AIM OF THE EXERCISE:
Quote the entries in full, character for character, without their images.

◇ ◇ ◇ ◇ ◇ ◇ ◇

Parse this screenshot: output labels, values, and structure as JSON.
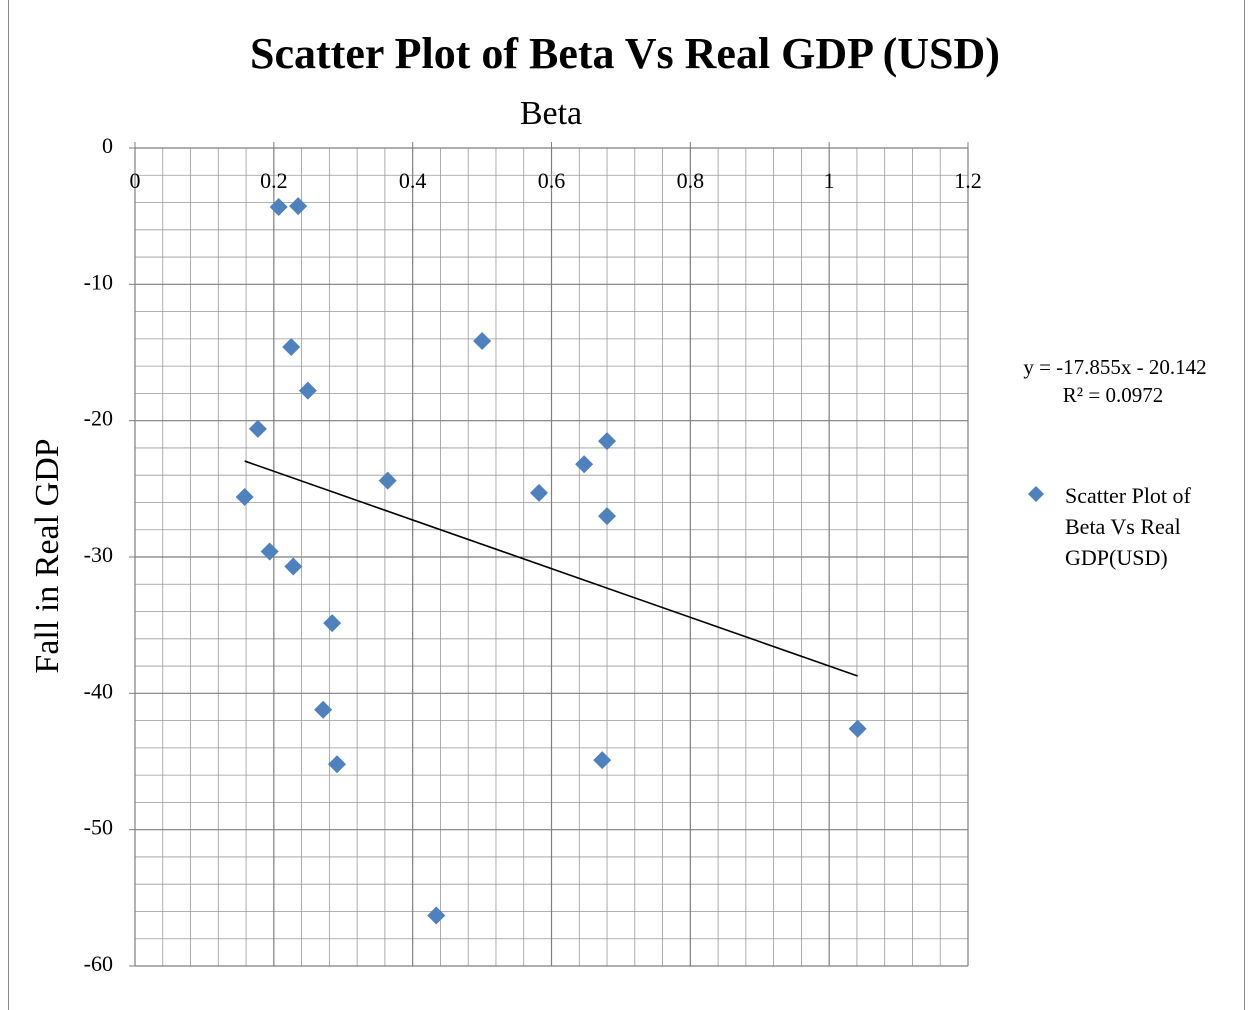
{
  "chart_data": {
    "type": "scatter",
    "title": "Scatter Plot of Beta Vs Real GDP (USD)",
    "x_label": "Beta",
    "y_label": "Fall in Real GDP",
    "series": [
      {
        "name": "Scatter Plot of Beta Vs Real GDP(USD)",
        "color": "#4f81bd",
        "x": [
          0.207,
          0.235,
          0.225,
          0.5,
          0.249,
          0.177,
          0.68,
          0.647,
          0.364,
          0.158,
          0.582,
          0.68,
          0.194,
          0.228,
          0.284,
          0.271,
          0.291,
          0.673,
          1.041,
          0.434
        ],
        "values": [
          -4.33,
          -4.26,
          -14.6,
          -14.16,
          -17.8,
          -20.6,
          -21.5,
          -23.2,
          -24.4,
          -25.6,
          -25.3,
          -27.0,
          -29.6,
          -30.7,
          -34.85,
          -41.2,
          -45.2,
          -44.9,
          -42.6,
          -56.3
        ]
      }
    ],
    "trendline": {
      "slope": -17.855,
      "intercept": -20.142,
      "color": "#000000",
      "equation": "y = -17.855x - 20.142",
      "r_squared_label": "R² = 0.0972"
    },
    "xlim": [
      0,
      1.2
    ],
    "xticks": [
      0,
      0.2,
      0.4,
      0.6,
      0.8,
      1,
      1.2
    ],
    "ylim": [
      -60,
      0
    ],
    "yticks": [
      0,
      -10,
      -20,
      -30,
      -40,
      -50,
      -60
    ],
    "grid": true,
    "minor_grid": true,
    "legend": "right"
  }
}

◇ ◇ ◇ ◇ ◇ ◇ ◇

RESPONSE TO THIS EXERCISE:
Parse this screenshot: output labels, values, and structure as JSON.
{
  "chart_data": {
    "type": "scatter",
    "title": "Scatter Plot of Beta Vs Real GDP (USD)",
    "x_label": "Beta",
    "y_label": "Fall in Real GDP",
    "series": [
      {
        "name": "Scatter Plot of Beta Vs Real GDP(USD)",
        "color": "#4f81bd",
        "x": [
          0.207,
          0.235,
          0.225,
          0.5,
          0.249,
          0.177,
          0.68,
          0.647,
          0.364,
          0.158,
          0.582,
          0.68,
          0.194,
          0.228,
          0.284,
          0.271,
          0.291,
          0.673,
          1.041,
          0.434
        ],
        "values": [
          -4.33,
          -4.26,
          -14.6,
          -14.16,
          -17.8,
          -20.6,
          -21.5,
          -23.2,
          -24.4,
          -25.6,
          -25.3,
          -27.0,
          -29.6,
          -30.7,
          -34.85,
          -41.2,
          -45.2,
          -44.9,
          -42.6,
          -56.3
        ]
      }
    ],
    "trendline": {
      "slope": -17.855,
      "intercept": -20.142,
      "color": "#000000",
      "equation": "y = -17.855x - 20.142",
      "r_squared_label": "R² = 0.0972"
    },
    "xlim": [
      0,
      1.2
    ],
    "xticks": [
      0,
      0.2,
      0.4,
      0.6,
      0.8,
      1,
      1.2
    ],
    "ylim": [
      -60,
      0
    ],
    "yticks": [
      0,
      -10,
      -20,
      -30,
      -40,
      -50,
      -60
    ],
    "grid": true,
    "minor_grid": true,
    "legend": "right"
  }
}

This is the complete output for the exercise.